↓↓↓

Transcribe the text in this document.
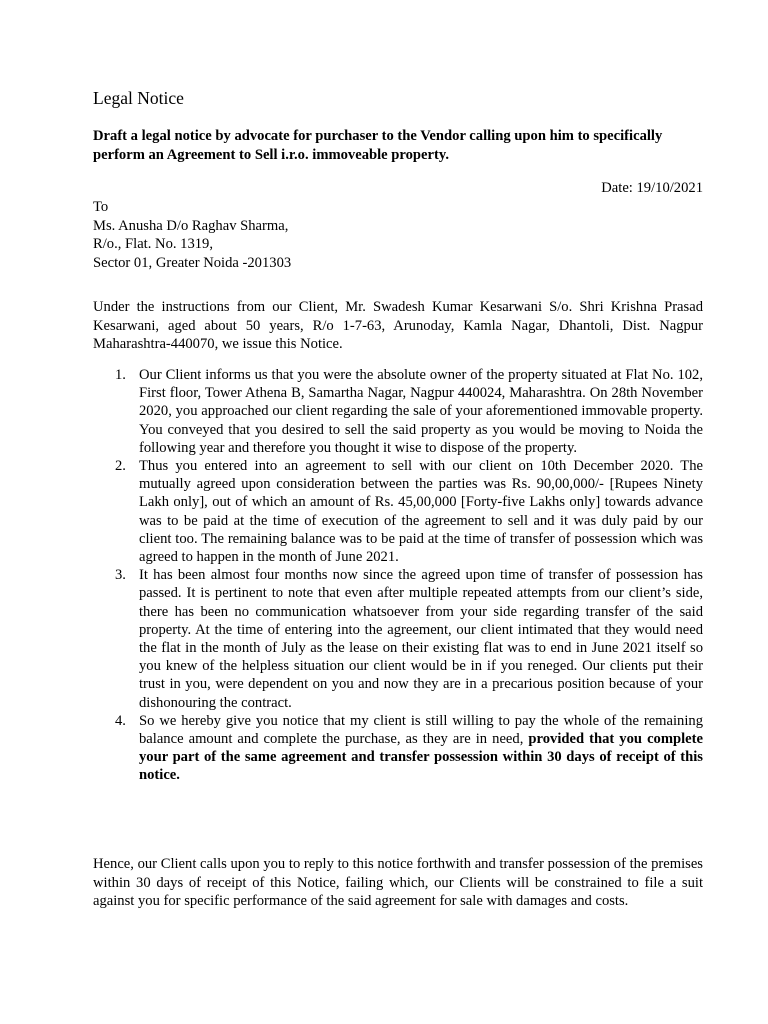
Legal Notice

Draft a legal notice by advocate for purchaser to the Vendor calling upon him to specifically perform an Agreement to Sell i.r.o. immoveable property.

Date: 19/10/2021
To
Ms. Anusha D/o Raghav Sharma,
R/o., Flat. No. 1319,
Sector 01, Greater Noida -201303

Under the instructions from our Client, Mr. Swadesh Kumar Kesarwani S/o. Shri Krishna Prasad Kesarwani, aged about 50 years, R/o 1-7-63, Arunoday, Kamla Nagar, Dhantoli, Dist. Nagpur Maharashtra-440070, we issue this Notice.

1. Our Client informs us that you were the absolute owner of the property situated at Flat No. 102, First floor, Tower Athena B, Samartha Nagar, Nagpur 440024, Maharashtra. On 28th November 2020, you approached our client regarding the sale of your aforementioned immovable property. You conveyed that you desired to sell the said property as you would be moving to Noida the following year and therefore you thought it wise to dispose of the property.
2. Thus you entered into an agreement to sell with our client on 10th December 2020. The mutually agreed upon consideration between the parties was Rs. 90,00,000/- [Rupees Ninety Lakh only], out of which an amount of Rs. 45,00,000 [Forty-five Lakhs only] towards advance was to be paid at the time of execution of the agreement to sell and it was duly paid by our client too. The remaining balance was to be paid at the time of transfer of possession which was agreed to happen in the month of June 2021.
3. It has been almost four months now since the agreed upon time of transfer of possession has passed. It is pertinent to note that even after multiple repeated attempts from our client’s side, there has been no communication whatsoever from your side regarding transfer of the said property. At the time of entering into the agreement, our client intimated that they would need the flat in the month of July as the lease on their existing flat was to end in June 2021 itself so you knew of the helpless situation our client would be in if you reneged. Our clients put their trust in you, were dependent on you and now they are in a precarious position because of your dishonouring the contract.
4. So we hereby give you notice that my client is still willing to pay the whole of the remaining balance amount and complete the purchase, as they are in need, provided that you complete your part of the same agreement and transfer possession within 30 days of receipt of this notice.

Hence, our Client calls upon you to reply to this notice forthwith and transfer possession of the premises within 30 days of receipt of this Notice, failing which, our Clients will be constrained to file a suit against you for specific performance of the said agreement for sale with damages and costs.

↑↑↑

§ **What you have to do**
From the listing above, copy all lines holding the word "Noida".

§ **Result for this exercise**
Sector 01, Greater Noida -201303
1. Our Client informs us that you were the absolute owner of the property situated at Flat No. 102, First floor, Tower Athena B, Samartha Nagar, Nagpur 440024, Maharashtra. On 28th November 2020, you approached our client regarding the sale of your aforementioned immovable property. You conveyed that you desired to sell the said property as you would be moving to Noida the following year and therefore you thought it wise to dispose of the property.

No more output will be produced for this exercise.